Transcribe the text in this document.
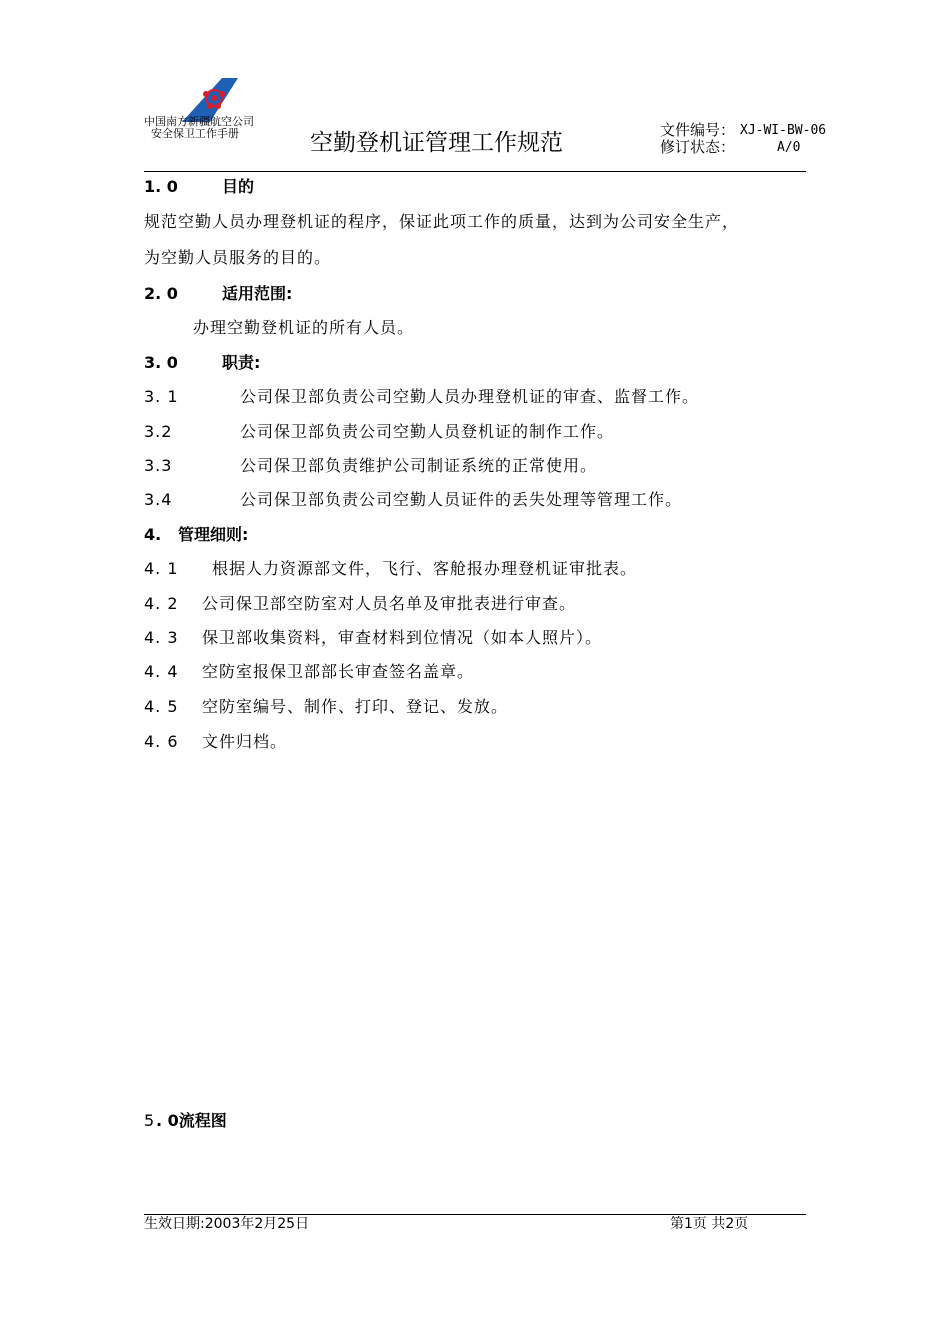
中国南方新疆航空公司
安全保卫工作手册	空勤登机证管理工作规范	文件编号： XJ-WI-BW-06
修订状态：	A/0
1. 0	目的
规范空勤人员办理登机证的程序，保证此项工作的质量，达到为公司安全生产，
为空勤人员服务的目的。
2. 0	适用范围:
办理空勤登机证的所有人员。
3. 0	职责:
3. 1	公司保卫部负责公司空勤人员办理登机证的审查、监督工作。
3.2	公司保卫部负责公司空勤人员登机证的制作工作。
3.3	公司保卫部负责维护公司制证系统的正常使用。
3.4	公司保卫部负责公司空勤人员证件的丢失处理等管理工作。
4. 管理细则:
4. 1 根据人力资源部文件，飞行、客舱报办理登机证审批表。
4. 2 公司保卫部空防室对人员名单及审批表进行审查。
4. 3 保卫部收集资料，审查材料到位情况（如本人照片）。
4. 4 空防室报保卫部部长审查签名盖章。
4. 5 空防室编号、制作、打印、登记、发放。
4. 6 文件归档。
5 . 0流程图
生效日期:2003年2月25日	第1页 共2页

• Exercise directions: Repeat the material above word for word, please, apart from its images.

• Solution below:
Transcribe the text in this document.
中国南方新疆航空公司
安全保卫工作手册	空勤登机证管理工作规范	文件编号： XJ-WI-BW-06
修订状态：	A/0
1. 0	目的
规范空勤人员办理登机证的程序，保证此项工作的质量，达到为公司安全生产，
为空勤人员服务的目的。
2. 0	适用范围:
办理空勤登机证的所有人员。
3. 0	职责:
3. 1	公司保卫部负责公司空勤人员办理登机证的审查、监督工作。
3.2	公司保卫部负责公司空勤人员登机证的制作工作。
3.3	公司保卫部负责维护公司制证系统的正常使用。
3.4	公司保卫部负责公司空勤人员证件的丢失处理等管理工作。
4. 管理细则:
4. 1 根据人力资源部文件，飞行、客舱报办理登机证审批表。
4. 2 公司保卫部空防室对人员名单及审批表进行审查。
4. 3 保卫部收集资料，审查材料到位情况（如本人照片）。
4. 4 空防室报保卫部部长审查签名盖章。
4. 5 空防室编号、制作、打印、登记、发放。
4. 6 文件归档。
5 . 0流程图
生效日期:2003年2月25日	第1页 共2页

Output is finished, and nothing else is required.